= Work to do =
Repeat each record exactly. Any picture gets left out.

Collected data
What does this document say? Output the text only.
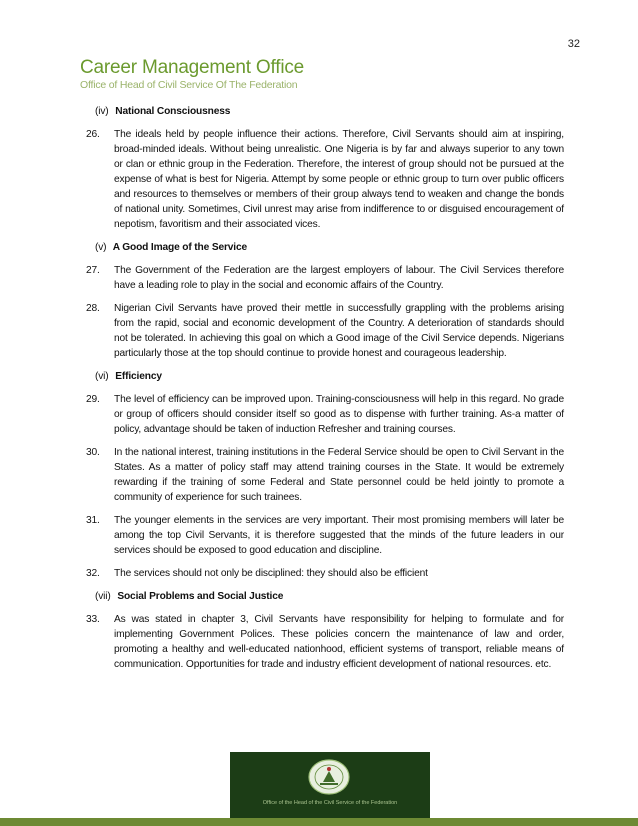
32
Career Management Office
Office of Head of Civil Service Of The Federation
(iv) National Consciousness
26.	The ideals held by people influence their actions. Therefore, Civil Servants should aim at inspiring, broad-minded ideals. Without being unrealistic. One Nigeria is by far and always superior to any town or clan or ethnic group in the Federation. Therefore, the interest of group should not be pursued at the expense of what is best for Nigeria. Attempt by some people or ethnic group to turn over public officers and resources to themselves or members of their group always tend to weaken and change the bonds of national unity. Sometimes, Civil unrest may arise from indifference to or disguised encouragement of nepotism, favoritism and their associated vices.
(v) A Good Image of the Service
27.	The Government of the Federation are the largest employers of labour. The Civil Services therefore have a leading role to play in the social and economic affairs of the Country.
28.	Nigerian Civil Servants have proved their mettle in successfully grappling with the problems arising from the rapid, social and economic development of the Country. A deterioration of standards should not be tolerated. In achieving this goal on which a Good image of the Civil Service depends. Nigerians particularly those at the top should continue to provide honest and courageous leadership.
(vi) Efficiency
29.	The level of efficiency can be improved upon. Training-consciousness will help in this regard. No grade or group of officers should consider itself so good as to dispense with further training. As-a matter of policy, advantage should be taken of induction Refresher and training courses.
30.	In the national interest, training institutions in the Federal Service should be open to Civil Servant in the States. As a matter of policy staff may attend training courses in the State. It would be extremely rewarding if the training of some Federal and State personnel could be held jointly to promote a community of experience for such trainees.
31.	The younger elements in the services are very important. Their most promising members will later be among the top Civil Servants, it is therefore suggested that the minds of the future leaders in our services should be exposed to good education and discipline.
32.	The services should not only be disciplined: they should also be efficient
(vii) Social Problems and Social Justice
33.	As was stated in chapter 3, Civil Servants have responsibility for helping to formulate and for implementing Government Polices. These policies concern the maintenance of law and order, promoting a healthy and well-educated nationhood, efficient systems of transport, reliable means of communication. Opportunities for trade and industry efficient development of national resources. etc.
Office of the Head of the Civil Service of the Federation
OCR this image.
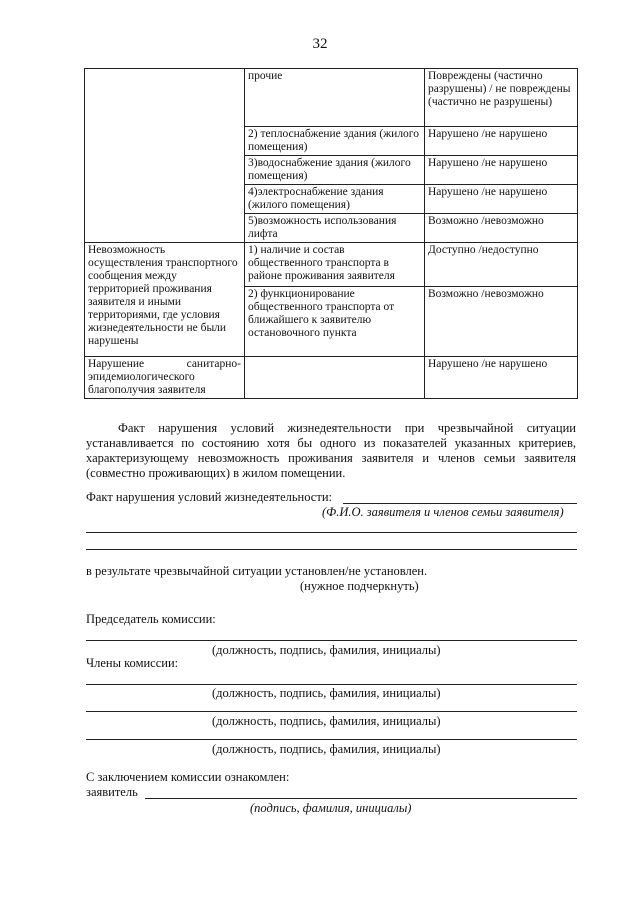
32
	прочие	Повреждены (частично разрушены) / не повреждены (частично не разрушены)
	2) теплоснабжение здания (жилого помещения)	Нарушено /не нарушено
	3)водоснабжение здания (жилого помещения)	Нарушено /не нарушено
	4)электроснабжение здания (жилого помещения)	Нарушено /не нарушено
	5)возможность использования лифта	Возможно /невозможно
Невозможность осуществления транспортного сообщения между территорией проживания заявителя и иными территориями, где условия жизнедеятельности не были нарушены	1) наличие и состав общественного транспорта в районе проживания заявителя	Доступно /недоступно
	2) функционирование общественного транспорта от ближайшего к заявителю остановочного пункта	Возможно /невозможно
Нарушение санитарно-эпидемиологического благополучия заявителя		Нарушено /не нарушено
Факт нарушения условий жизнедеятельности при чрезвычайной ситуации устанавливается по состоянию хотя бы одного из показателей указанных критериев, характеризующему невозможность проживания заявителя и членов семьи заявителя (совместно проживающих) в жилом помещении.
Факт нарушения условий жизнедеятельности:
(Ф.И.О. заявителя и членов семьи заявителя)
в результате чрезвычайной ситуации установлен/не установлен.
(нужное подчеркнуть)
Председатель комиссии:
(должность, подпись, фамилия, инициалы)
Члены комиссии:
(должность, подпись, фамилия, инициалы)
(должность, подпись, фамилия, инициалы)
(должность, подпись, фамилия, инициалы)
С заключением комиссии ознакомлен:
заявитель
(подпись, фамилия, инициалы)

= Output for this task =
What does this document say? Output the text only.
32
Career Management Office
Office of Head of Civil Service Of The Federation
(iv) National Consciousness
26.	The ideals held by people influence their actions. Therefore, Civil Servants should aim at inspiring, broad-minded ideals. Without being unrealistic. One Nigeria is by far and always superior to any town or clan or ethnic group in the Federation. Therefore, the interest of group should not be pursued at the expense of what is best for Nigeria. Attempt by some people or ethnic group to turn over public officers and resources to themselves or members of their group always tend to weaken and change the bonds of national unity. Sometimes, Civil unrest may arise from indifference to or disguised encouragement of nepotism, favoritism and their associated vices.
(v) A Good Image of the Service
27.	The Government of the Federation are the largest employers of labour. The Civil Services therefore have a leading role to play in the social and economic affairs of the Country.
28.	Nigerian Civil Servants have proved their mettle in successfully grappling with the problems arising from the rapid, social and economic development of the Country. A deterioration of standards should not be tolerated. In achieving this goal on which a Good image of the Civil Service depends. Nigerians particularly those at the top should continue to provide honest and courageous leadership.
(vi) Efficiency
29.	The level of efficiency can be improved upon. Training-consciousness will help in this regard. No grade or group of officers should consider itself so good as to dispense with further training. As-a matter of policy, advantage should be taken of induction Refresher and training courses.
30.	In the national interest, training institutions in the Federal Service should be open to Civil Servant in the States. As a matter of policy staff may attend training courses in the State. It would be extremely rewarding if the training of some Federal and State personnel could be held jointly to promote a community of experience for such trainees.
31.	The younger elements in the services are very important. Their most promising members will later be among the top Civil Servants, it is therefore suggested that the minds of the future leaders in our services should be exposed to good education and discipline.
32.	The services should not only be disciplined: they should also be efficient
(vii) Social Problems and Social Justice
33.	As was stated in chapter 3, Civil Servants have responsibility for helping to formulate and for implementing Government Polices. These policies concern the maintenance of law and order, promoting a healthy and well-educated nationhood, efficient systems of transport, reliable means of communication. Opportunities for trade and industry efficient development of national resources. etc.
Office of the Head of the Civil Service of the Federation
OCR this image.
32
	прочие	Повреждены (частично разрушены) / не повреждены (частично не разрушены)
	2) теплоснабжение здания (жилого помещения)	Нарушено /не нарушено
	3)водоснабжение здания (жилого помещения)	Нарушено /не нарушено
	4)электроснабжение здания (жилого помещения)	Нарушено /не нарушено
	5)возможность использования лифта	Возможно /невозможно
Невозможность осуществления транспортного сообщения между территорией проживания заявителя и иными территориями, где условия жизнедеятельности не были нарушены	1) наличие и состав общественного транспорта в районе проживания заявителя	Доступно /недоступно
	2) функционирование общественного транспорта от ближайшего к заявителю остановочного пункта	Возможно /невозможно
Нарушение санитарно-эпидемиологического благополучия заявителя		Нарушено /не нарушено
Факт нарушения условий жизнедеятельности при чрезвычайной ситуации устанавливается по состоянию хотя бы одного из показателей указанных критериев, характеризующему невозможность проживания заявителя и членов семьи заявителя (совместно проживающих) в жилом помещении.
Факт нарушения условий жизнедеятельности:
(Ф.И.О. заявителя и членов семьи заявителя)
в результате чрезвычайной ситуации установлен/не установлен.
(нужное подчеркнуть)
Председатель комиссии:
(должность, подпись, фамилия, инициалы)
Члены комиссии:
(должность, подпись, фамилия, инициалы)
(должность, подпись, фамилия, инициалы)
(должность, подпись, фамилия, инициалы)
С заключением комиссии ознакомлен:
заявитель
(подпись, фамилия, инициалы)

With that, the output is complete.